> **WHAT IS REQUIRED**
Reproduce all entries verbatim, with nothing added or dropped.

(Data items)
________________

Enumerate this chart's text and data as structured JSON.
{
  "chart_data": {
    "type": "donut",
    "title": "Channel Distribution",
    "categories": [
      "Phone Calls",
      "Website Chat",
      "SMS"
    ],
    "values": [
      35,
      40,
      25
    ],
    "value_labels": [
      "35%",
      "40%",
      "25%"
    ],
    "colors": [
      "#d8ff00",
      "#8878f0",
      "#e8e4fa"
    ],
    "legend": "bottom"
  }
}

________________

> **WORKED ANSWER**
Enumerate this chart's text and data as structured JSON.
{
  "chart_data": {
    "type": "donut",
    "title": "Channel Distribution",
    "categories": [
      "Phone Calls",
      "Website Chat",
      "SMS"
    ],
    "values": [
      35,
      40,
      25
    ],
    "value_labels": [
      "35%",
      "40%",
      "25%"
    ],
    "colors": [
      "#d8ff00",
      "#8878f0",
      "#e8e4fa"
    ],
    "legend": "bottom"
  }
}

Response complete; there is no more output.